Recopiez ci-dessous, sans la moindre modification, chacune des lignes qui suivent.

==== Données de travail

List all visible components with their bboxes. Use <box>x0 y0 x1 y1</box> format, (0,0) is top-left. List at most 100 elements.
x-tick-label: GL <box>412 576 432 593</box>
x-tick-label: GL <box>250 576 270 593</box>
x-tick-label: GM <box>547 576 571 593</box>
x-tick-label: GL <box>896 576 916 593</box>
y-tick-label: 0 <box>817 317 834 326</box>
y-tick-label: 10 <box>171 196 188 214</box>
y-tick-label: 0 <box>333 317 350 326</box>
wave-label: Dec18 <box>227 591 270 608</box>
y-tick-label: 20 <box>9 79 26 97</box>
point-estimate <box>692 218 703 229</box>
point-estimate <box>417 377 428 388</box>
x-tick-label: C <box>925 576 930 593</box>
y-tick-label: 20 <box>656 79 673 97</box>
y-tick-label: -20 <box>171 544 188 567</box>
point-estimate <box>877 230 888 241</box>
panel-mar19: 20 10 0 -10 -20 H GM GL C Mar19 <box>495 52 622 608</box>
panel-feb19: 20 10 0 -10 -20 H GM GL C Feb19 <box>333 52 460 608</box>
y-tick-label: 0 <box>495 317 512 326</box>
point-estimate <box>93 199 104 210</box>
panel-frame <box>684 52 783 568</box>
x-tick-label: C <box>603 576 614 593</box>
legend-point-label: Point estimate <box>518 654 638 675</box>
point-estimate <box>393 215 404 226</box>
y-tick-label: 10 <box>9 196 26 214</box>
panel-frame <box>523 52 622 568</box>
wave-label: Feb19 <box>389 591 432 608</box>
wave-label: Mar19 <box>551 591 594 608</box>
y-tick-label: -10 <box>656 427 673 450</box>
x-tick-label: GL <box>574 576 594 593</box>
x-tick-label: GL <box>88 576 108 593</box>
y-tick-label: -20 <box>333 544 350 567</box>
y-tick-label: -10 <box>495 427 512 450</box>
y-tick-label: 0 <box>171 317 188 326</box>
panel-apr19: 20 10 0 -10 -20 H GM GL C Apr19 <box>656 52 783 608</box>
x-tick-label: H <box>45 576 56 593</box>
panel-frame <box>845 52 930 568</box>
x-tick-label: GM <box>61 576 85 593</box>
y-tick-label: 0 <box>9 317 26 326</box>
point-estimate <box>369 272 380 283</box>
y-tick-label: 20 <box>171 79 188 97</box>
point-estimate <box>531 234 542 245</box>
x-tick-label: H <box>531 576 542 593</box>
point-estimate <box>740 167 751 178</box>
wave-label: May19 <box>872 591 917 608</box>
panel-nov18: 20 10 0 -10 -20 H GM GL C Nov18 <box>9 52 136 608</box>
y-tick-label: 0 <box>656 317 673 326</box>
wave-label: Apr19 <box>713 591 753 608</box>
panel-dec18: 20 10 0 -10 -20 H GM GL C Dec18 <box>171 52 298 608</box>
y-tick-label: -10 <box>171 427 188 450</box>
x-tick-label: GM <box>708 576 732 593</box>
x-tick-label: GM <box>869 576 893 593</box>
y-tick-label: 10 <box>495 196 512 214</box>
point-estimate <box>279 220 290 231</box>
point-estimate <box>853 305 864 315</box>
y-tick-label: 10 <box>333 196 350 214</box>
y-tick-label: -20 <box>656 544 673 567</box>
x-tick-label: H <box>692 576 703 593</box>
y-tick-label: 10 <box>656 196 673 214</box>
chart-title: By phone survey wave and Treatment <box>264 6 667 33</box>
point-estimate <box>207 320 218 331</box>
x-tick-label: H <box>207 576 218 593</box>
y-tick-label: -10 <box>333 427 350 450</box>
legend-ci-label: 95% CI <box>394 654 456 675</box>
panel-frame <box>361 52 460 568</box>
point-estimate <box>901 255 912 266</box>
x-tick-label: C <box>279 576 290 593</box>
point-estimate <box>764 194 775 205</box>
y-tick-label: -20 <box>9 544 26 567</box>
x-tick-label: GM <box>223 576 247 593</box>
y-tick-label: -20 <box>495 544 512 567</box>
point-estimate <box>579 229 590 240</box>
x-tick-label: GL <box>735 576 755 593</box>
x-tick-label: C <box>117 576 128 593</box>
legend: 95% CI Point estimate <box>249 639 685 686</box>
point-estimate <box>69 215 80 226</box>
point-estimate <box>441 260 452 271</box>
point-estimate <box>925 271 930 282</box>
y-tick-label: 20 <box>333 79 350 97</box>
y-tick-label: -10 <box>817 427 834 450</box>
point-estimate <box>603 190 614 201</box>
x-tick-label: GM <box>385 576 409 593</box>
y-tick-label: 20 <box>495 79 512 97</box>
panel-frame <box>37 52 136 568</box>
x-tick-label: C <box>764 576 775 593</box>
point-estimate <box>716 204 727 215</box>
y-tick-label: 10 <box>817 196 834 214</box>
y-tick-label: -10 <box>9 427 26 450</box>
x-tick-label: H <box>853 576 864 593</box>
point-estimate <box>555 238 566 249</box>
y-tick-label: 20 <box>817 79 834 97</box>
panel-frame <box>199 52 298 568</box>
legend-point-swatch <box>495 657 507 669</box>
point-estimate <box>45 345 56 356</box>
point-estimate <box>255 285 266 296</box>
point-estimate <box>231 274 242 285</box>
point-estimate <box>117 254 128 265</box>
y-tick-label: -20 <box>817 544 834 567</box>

========

Résultat attendu
List all visible components with their bboxes. Use <box>x0 y0 x1 y1</box> format, (0,0) is top-left. List at most 100 elements.
x-tick-label: GL <box>412 576 432 593</box>
x-tick-label: GL <box>250 576 270 593</box>
x-tick-label: GM <box>547 576 571 593</box>
x-tick-label: GL <box>896 576 916 593</box>
y-tick-label: 0 <box>817 317 834 326</box>
y-tick-label: 10 <box>171 196 188 214</box>
y-tick-label: 0 <box>333 317 350 326</box>
wave-label: Dec18 <box>227 591 270 608</box>
y-tick-label: 20 <box>9 79 26 97</box>
point-estimate <box>692 218 703 229</box>
point-estimate <box>417 377 428 388</box>
x-tick-label: C <box>925 576 930 593</box>
y-tick-label: 20 <box>656 79 673 97</box>
y-tick-label: -20 <box>171 544 188 567</box>
point-estimate <box>877 230 888 241</box>
panel-mar19: 20 10 0 -10 -20 H GM GL C Mar19 <box>495 52 622 608</box>
panel-feb19: 20 10 0 -10 -20 H GM GL C Feb19 <box>333 52 460 608</box>
y-tick-label: 0 <box>495 317 512 326</box>
point-estimate <box>93 199 104 210</box>
panel-frame <box>684 52 783 568</box>
x-tick-label: C <box>603 576 614 593</box>
legend-point-label: Point estimate <box>518 654 638 675</box>
point-estimate <box>393 215 404 226</box>
y-tick-label: 10 <box>9 196 26 214</box>
panel-frame <box>523 52 622 568</box>
wave-label: Feb19 <box>389 591 432 608</box>
wave-label: Mar19 <box>551 591 594 608</box>
y-tick-label: -10 <box>656 427 673 450</box>
x-tick-label: GL <box>574 576 594 593</box>
x-tick-label: GL <box>88 576 108 593</box>
y-tick-label: -20 <box>333 544 350 567</box>
y-tick-label: -10 <box>495 427 512 450</box>
y-tick-label: 0 <box>171 317 188 326</box>
panel-apr19: 20 10 0 -10 -20 H GM GL C Apr19 <box>656 52 783 608</box>
x-tick-label: H <box>45 576 56 593</box>
panel-frame <box>845 52 930 568</box>
x-tick-label: GM <box>61 576 85 593</box>
y-tick-label: 0 <box>9 317 26 326</box>
point-estimate <box>369 272 380 283</box>
y-tick-label: 20 <box>171 79 188 97</box>
point-estimate <box>531 234 542 245</box>
x-tick-label: H <box>531 576 542 593</box>
point-estimate <box>740 167 751 178</box>
wave-label: May19 <box>872 591 917 608</box>
panel-nov18: 20 10 0 -10 -20 H GM GL C Nov18 <box>9 52 136 608</box>
y-tick-label: 0 <box>656 317 673 326</box>
wave-label: Apr19 <box>713 591 753 608</box>
panel-dec18: 20 10 0 -10 -20 H GM GL C Dec18 <box>171 52 298 608</box>
y-tick-label: -10 <box>171 427 188 450</box>
x-tick-label: GM <box>708 576 732 593</box>
x-tick-label: GM <box>869 576 893 593</box>
y-tick-label: 10 <box>495 196 512 214</box>
point-estimate <box>279 220 290 231</box>
point-estimate <box>853 305 864 315</box>
y-tick-label: 10 <box>333 196 350 214</box>
y-tick-label: -20 <box>656 544 673 567</box>
x-tick-label: H <box>692 576 703 593</box>
y-tick-label: 10 <box>656 196 673 214</box>
chart-title: By phone survey wave and Treatment <box>264 6 667 33</box>
point-estimate <box>207 320 218 331</box>
x-tick-label: H <box>207 576 218 593</box>
y-tick-label: -10 <box>333 427 350 450</box>
legend-ci-label: 95% CI <box>394 654 456 675</box>
panel-frame <box>361 52 460 568</box>
point-estimate <box>901 255 912 266</box>
x-tick-label: C <box>279 576 290 593</box>
point-estimate <box>764 194 775 205</box>
y-tick-label: -20 <box>9 544 26 567</box>
x-tick-label: GM <box>223 576 247 593</box>
y-tick-label: -20 <box>495 544 512 567</box>
point-estimate <box>579 229 590 240</box>
x-tick-label: GL <box>735 576 755 593</box>
x-tick-label: C <box>117 576 128 593</box>
legend: 95% CI Point estimate <box>249 639 685 686</box>
point-estimate <box>69 215 80 226</box>
point-estimate <box>441 260 452 271</box>
point-estimate <box>925 271 930 282</box>
y-tick-label: 20 <box>333 79 350 97</box>
y-tick-label: -10 <box>817 427 834 450</box>
point-estimate <box>603 190 614 201</box>
x-tick-label: GM <box>385 576 409 593</box>
y-tick-label: 20 <box>495 79 512 97</box>
panel-frame <box>37 52 136 568</box>
x-tick-label: C <box>764 576 775 593</box>
point-estimate <box>716 204 727 215</box>
y-tick-label: 10 <box>817 196 834 214</box>
y-tick-label: -10 <box>9 427 26 450</box>
x-tick-label: H <box>853 576 864 593</box>
point-estimate <box>555 238 566 249</box>
y-tick-label: 20 <box>817 79 834 97</box>
panel-frame <box>199 52 298 568</box>
legend-point-swatch <box>495 657 507 669</box>
point-estimate <box>45 345 56 356</box>
point-estimate <box>255 285 266 296</box>
point-estimate <box>231 274 242 285</box>
point-estimate <box>117 254 128 265</box>
y-tick-label: -20 <box>817 544 834 567</box>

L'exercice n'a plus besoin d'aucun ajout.